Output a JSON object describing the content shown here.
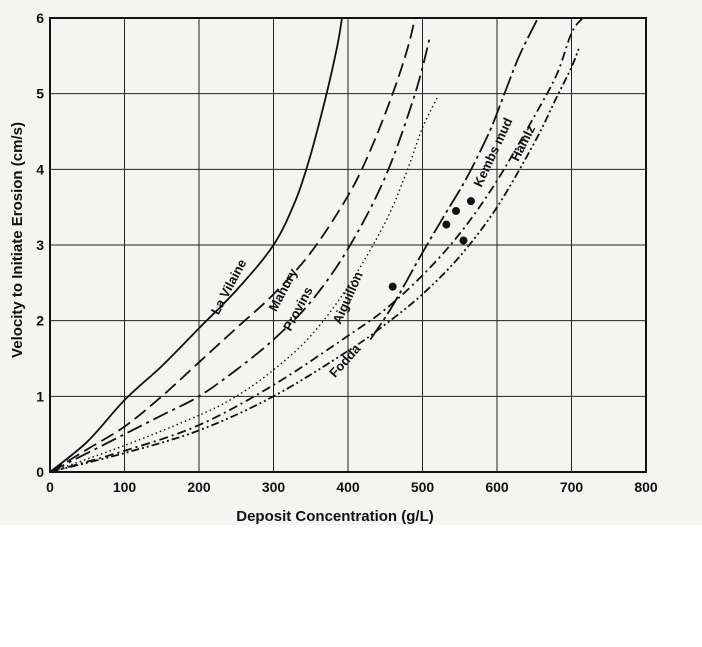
{
  "chart_data": {
    "type": "line",
    "title": "",
    "xlabel": "Deposit Concentration (g/L)",
    "ylabel": "Velocity to Initiate Erosion (cm/s)",
    "xlim": [
      0,
      800
    ],
    "ylim": [
      0,
      6
    ],
    "xticks": [
      "0",
      "100",
      "200",
      "300",
      "400",
      "500",
      "600",
      "700",
      "800"
    ],
    "yticks": [
      "0",
      "1",
      "2",
      "3",
      "4",
      "5",
      "6"
    ],
    "grid": true,
    "series": [
      {
        "name": "La Vilaine",
        "style": "solid",
        "points": [
          [
            0,
            0
          ],
          [
            50,
            0.4
          ],
          [
            100,
            0.95
          ],
          [
            150,
            1.4
          ],
          [
            200,
            1.9
          ],
          [
            250,
            2.4
          ],
          [
            300,
            3.0
          ],
          [
            330,
            3.6
          ],
          [
            350,
            4.2
          ],
          [
            370,
            4.95
          ],
          [
            385,
            5.6
          ],
          [
            392,
            6.0
          ]
        ]
      },
      {
        "name": "Mahury",
        "style": "long-dash",
        "points": [
          [
            0,
            0
          ],
          [
            50,
            0.3
          ],
          [
            100,
            0.6
          ],
          [
            150,
            1.0
          ],
          [
            200,
            1.45
          ],
          [
            250,
            1.9
          ],
          [
            300,
            2.35
          ],
          [
            350,
            2.9
          ],
          [
            400,
            3.65
          ],
          [
            430,
            4.25
          ],
          [
            460,
            5.0
          ],
          [
            480,
            5.6
          ],
          [
            490,
            6.0
          ]
        ]
      },
      {
        "name": "Provins",
        "style": "dash-dot-long",
        "points": [
          [
            0,
            0
          ],
          [
            50,
            0.25
          ],
          [
            100,
            0.5
          ],
          [
            150,
            0.75
          ],
          [
            200,
            1.0
          ],
          [
            250,
            1.35
          ],
          [
            300,
            1.75
          ],
          [
            350,
            2.25
          ],
          [
            400,
            2.95
          ],
          [
            450,
            3.9
          ],
          [
            490,
            5.0
          ],
          [
            510,
            5.75
          ]
        ]
      },
      {
        "name": "Aiguillon",
        "style": "dotted",
        "points": [
          [
            0,
            0
          ],
          [
            100,
            0.35
          ],
          [
            200,
            0.75
          ],
          [
            250,
            1.0
          ],
          [
            300,
            1.35
          ],
          [
            350,
            1.8
          ],
          [
            400,
            2.45
          ],
          [
            450,
            3.3
          ],
          [
            480,
            4.0
          ],
          [
            500,
            4.55
          ],
          [
            520,
            4.95
          ]
        ]
      },
      {
        "name": "Kembs mud",
        "style": "long-dash-dot",
        "points": [
          [
            430,
            1.75
          ],
          [
            460,
            2.2
          ],
          [
            500,
            2.9
          ],
          [
            530,
            3.4
          ],
          [
            560,
            3.9
          ],
          [
            590,
            4.5
          ],
          [
            610,
            5.0
          ],
          [
            630,
            5.5
          ],
          [
            655,
            6.0
          ]
        ]
      },
      {
        "name": "Hamiz",
        "style": "dash-dot",
        "points": [
          [
            0,
            0
          ],
          [
            100,
            0.28
          ],
          [
            200,
            0.62
          ],
          [
            300,
            1.15
          ],
          [
            400,
            1.8
          ],
          [
            450,
            2.15
          ],
          [
            500,
            2.6
          ],
          [
            550,
            3.15
          ],
          [
            600,
            3.85
          ],
          [
            650,
            4.7
          ],
          [
            680,
            5.25
          ],
          [
            700,
            5.8
          ],
          [
            715,
            6.0
          ]
        ]
      },
      {
        "name": "Fodda",
        "style": "dash-dot-dot",
        "points": [
          [
            0,
            0
          ],
          [
            100,
            0.25
          ],
          [
            200,
            0.55
          ],
          [
            300,
            1.0
          ],
          [
            400,
            1.6
          ],
          [
            450,
            1.95
          ],
          [
            500,
            2.35
          ],
          [
            550,
            2.85
          ],
          [
            600,
            3.5
          ],
          [
            650,
            4.35
          ],
          [
            680,
            4.95
          ],
          [
            700,
            5.35
          ],
          [
            710,
            5.6
          ]
        ]
      }
    ],
    "markers": [
      [
        460,
        2.45
      ],
      [
        532,
        3.27
      ],
      [
        545,
        3.45
      ],
      [
        565,
        3.58
      ],
      [
        555,
        3.06
      ]
    ]
  }
}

_SHORT TASK_
Pull out all lines of the data with the string "name".

_ANSWER IN FULL_
        "name": "La Vilaine",
        "name": "Mahury",
        "name": "Provins",
        "name": "Aiguillon",
        "name": "Kembs mud",
        "name": "Hamiz",
        "name": "Fodda",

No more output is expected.